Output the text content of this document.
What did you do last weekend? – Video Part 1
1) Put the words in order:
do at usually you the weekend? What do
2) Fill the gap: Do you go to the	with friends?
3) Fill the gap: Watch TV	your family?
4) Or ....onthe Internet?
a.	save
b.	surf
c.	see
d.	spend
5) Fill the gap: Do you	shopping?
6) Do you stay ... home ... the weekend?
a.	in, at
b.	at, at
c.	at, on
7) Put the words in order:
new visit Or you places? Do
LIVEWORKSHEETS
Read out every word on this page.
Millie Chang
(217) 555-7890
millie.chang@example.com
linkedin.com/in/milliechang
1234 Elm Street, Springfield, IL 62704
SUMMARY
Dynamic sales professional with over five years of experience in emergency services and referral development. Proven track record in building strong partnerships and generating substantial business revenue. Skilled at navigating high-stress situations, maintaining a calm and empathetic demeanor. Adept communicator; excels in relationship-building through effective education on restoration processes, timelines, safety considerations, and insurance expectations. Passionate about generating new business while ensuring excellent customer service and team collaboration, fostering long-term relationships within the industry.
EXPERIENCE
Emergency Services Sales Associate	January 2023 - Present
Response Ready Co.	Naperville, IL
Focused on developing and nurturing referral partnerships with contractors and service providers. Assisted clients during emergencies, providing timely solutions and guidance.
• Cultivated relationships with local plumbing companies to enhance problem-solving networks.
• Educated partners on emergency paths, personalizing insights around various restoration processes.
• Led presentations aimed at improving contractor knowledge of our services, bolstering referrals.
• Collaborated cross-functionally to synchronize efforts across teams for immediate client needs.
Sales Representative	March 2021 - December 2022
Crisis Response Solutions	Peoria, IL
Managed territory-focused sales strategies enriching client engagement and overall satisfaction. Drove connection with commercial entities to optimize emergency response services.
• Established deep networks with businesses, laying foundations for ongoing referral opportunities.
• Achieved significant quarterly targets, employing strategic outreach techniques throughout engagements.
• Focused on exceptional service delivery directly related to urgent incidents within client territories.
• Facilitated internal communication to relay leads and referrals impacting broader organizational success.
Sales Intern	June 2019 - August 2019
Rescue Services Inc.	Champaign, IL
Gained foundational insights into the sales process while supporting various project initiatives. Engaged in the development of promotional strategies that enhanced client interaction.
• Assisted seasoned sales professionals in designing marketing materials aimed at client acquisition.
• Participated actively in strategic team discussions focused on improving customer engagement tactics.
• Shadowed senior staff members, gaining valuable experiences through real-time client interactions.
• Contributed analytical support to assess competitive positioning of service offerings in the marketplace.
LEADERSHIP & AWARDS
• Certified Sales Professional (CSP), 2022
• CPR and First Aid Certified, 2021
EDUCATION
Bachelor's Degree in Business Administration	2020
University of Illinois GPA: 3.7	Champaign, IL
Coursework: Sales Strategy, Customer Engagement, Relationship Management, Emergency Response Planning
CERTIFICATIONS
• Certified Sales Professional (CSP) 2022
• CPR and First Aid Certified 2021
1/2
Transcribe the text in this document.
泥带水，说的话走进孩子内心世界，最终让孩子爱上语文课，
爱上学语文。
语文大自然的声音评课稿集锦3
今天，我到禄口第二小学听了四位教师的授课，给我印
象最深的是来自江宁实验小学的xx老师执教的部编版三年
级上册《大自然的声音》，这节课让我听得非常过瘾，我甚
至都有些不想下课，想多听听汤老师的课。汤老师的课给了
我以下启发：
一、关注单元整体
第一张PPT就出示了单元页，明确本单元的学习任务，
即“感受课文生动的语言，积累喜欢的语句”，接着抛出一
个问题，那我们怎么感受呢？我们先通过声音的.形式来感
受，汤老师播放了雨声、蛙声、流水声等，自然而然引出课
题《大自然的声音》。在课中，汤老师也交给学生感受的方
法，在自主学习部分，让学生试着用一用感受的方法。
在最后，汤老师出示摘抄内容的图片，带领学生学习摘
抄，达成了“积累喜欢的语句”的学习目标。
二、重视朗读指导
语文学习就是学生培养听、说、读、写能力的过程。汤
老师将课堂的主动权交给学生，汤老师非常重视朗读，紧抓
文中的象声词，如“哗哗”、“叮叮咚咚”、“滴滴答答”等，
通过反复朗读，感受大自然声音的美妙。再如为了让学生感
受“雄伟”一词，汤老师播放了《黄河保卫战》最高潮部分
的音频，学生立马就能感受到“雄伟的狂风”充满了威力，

## YOUR TASK
Report only the number of lines in the listing that contain the word "order".

## IN RESPONSE
2